Set problem:
Give back the records below exactly, every one, with no pictures.

Source material:
-- Begin --
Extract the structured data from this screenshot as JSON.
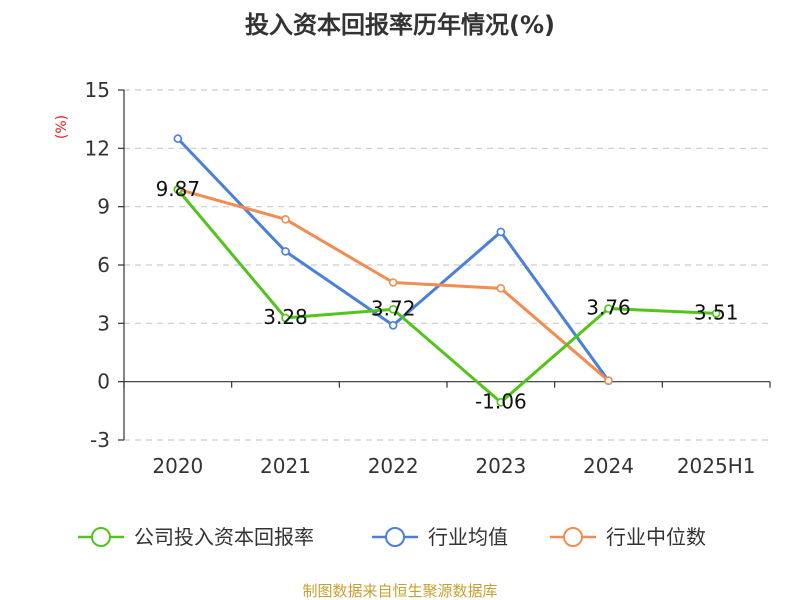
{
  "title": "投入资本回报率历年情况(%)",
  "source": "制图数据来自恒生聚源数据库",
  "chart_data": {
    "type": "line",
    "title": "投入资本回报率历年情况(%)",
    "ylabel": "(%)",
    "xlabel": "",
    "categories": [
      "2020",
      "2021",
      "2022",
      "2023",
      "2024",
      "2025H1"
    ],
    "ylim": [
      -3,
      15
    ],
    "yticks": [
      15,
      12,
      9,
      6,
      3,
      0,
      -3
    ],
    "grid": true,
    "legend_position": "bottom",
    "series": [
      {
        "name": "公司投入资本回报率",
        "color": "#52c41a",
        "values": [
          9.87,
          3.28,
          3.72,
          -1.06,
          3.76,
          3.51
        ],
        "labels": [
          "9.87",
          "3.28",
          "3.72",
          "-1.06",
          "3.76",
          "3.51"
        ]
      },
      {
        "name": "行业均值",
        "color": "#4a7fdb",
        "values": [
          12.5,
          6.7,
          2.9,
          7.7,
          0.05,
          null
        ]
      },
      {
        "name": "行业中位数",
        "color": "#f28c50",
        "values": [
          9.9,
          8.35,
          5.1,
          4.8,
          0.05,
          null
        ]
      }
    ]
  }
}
-- End --
Expected output:
Extract the structured data from this screenshot as JSON.
{
  "title": "投入资本回报率历年情况(%)",
  "source": "制图数据来自恒生聚源数据库",
  "chart_data": {
    "type": "line",
    "title": "投入资本回报率历年情况(%)",
    "ylabel": "(%)",
    "xlabel": "",
    "categories": [
      "2020",
      "2021",
      "2022",
      "2023",
      "2024",
      "2025H1"
    ],
    "ylim": [
      -3,
      15
    ],
    "yticks": [
      15,
      12,
      9,
      6,
      3,
      0,
      -3
    ],
    "grid": true,
    "legend_position": "bottom",
    "series": [
      {
        "name": "公司投入资本回报率",
        "color": "#52c41a",
        "values": [
          9.87,
          3.28,
          3.72,
          -1.06,
          3.76,
          3.51
        ],
        "labels": [
          "9.87",
          "3.28",
          "3.72",
          "-1.06",
          "3.76",
          "3.51"
        ]
      },
      {
        "name": "行业均值",
        "color": "#4a7fdb",
        "values": [
          12.5,
          6.7,
          2.9,
          7.7,
          0.05,
          null
        ]
      },
      {
        "name": "行业中位数",
        "color": "#f28c50",
        "values": [
          9.9,
          8.35,
          5.1,
          4.8,
          0.05,
          null
        ]
      }
    ]
  }
}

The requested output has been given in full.